TASK INSTRUCTIONS: Reproduce every line in the listing that contains the word "Aber".

___ SUPPLIED MATERIAL

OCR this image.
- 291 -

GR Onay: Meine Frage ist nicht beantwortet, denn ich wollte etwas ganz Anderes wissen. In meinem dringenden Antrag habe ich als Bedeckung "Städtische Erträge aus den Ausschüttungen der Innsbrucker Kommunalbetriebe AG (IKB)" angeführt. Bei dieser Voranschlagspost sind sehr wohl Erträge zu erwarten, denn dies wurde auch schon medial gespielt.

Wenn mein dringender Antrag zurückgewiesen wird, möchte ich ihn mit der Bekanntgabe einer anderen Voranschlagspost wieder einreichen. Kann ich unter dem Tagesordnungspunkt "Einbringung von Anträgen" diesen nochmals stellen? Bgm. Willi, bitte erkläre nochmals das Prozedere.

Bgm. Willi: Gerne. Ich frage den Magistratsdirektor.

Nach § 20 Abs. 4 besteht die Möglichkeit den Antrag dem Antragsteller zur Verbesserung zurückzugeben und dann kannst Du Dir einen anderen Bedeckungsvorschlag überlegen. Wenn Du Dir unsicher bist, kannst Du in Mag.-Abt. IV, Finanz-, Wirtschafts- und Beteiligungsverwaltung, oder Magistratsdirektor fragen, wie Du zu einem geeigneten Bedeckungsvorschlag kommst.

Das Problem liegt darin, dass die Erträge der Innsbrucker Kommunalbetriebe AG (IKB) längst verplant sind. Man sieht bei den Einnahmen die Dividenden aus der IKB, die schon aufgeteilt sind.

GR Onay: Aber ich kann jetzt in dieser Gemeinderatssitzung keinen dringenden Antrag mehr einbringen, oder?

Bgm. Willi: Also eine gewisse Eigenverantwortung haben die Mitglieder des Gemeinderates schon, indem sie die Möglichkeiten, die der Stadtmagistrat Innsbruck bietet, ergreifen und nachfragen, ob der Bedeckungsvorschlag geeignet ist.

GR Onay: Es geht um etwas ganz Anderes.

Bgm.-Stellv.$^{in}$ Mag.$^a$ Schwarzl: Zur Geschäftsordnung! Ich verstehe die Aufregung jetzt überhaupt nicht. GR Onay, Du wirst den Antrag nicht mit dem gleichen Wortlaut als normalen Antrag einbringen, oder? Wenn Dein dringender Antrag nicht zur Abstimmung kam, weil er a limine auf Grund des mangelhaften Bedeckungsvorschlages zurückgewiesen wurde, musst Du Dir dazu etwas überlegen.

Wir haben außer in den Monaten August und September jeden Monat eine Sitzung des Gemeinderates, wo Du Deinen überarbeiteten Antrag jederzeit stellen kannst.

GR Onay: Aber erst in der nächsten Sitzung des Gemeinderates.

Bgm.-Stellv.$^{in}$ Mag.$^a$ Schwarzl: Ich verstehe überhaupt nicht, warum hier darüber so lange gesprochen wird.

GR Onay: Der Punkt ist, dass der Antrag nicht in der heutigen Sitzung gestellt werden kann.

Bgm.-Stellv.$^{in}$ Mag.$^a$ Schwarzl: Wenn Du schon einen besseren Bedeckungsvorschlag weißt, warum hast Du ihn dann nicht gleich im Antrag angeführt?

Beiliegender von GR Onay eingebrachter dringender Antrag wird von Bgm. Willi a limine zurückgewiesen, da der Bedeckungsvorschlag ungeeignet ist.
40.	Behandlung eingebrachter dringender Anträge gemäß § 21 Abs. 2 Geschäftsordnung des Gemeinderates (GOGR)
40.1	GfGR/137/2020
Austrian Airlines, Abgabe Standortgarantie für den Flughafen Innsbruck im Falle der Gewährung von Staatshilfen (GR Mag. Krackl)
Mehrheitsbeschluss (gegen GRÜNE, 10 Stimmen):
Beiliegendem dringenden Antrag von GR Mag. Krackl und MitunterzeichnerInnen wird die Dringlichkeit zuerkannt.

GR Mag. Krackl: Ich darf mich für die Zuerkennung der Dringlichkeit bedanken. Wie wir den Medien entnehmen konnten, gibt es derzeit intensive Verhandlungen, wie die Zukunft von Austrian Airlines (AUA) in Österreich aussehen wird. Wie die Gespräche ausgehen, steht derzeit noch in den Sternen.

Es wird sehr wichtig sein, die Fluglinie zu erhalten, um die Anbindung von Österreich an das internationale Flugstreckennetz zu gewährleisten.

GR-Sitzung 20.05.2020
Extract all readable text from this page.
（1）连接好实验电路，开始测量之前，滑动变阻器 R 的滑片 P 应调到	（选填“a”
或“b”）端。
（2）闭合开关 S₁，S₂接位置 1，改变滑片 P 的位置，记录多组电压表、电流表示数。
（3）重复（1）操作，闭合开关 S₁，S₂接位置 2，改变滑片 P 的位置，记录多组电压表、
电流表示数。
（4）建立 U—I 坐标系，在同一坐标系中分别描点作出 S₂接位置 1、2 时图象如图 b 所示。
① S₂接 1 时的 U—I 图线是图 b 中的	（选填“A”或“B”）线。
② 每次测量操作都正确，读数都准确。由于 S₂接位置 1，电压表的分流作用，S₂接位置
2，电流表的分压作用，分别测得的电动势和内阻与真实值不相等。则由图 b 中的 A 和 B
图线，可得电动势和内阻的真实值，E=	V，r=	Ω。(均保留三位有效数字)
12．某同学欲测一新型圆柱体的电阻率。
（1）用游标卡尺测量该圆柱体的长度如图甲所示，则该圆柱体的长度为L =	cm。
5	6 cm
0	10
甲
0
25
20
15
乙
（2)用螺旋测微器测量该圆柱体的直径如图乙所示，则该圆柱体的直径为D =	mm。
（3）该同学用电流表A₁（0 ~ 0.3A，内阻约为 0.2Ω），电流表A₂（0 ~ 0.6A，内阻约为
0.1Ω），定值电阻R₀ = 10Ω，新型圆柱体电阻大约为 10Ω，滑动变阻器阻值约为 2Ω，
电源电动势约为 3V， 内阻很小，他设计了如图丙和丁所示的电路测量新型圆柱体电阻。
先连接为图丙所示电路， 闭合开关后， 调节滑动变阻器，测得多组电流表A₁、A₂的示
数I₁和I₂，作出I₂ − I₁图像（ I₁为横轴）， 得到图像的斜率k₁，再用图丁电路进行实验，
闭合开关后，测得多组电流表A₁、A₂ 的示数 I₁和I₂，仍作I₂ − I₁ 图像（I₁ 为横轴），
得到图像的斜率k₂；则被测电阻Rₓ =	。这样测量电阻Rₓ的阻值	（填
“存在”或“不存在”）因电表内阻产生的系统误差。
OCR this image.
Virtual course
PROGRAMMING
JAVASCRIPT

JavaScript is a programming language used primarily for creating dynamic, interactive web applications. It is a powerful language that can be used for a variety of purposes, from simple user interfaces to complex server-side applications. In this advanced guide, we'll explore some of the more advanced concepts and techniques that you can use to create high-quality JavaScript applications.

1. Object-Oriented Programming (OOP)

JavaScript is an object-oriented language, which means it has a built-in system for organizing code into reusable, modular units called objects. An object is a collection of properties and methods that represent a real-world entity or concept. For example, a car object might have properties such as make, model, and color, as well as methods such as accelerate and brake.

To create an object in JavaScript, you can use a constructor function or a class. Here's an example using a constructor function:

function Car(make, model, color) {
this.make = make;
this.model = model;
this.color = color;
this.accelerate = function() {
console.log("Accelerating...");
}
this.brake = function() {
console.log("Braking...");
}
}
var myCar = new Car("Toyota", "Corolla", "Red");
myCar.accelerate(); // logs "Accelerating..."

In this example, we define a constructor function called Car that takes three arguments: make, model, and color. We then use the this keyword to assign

______

THE OUTPUT:
GR Onay: Aber ich kann jetzt in dieser Gemeinderatssitzung keinen dringenden Antrag mehr einbringen, oder?
GR Onay: Aber erst in der nächsten Sitzung des Gemeinderates.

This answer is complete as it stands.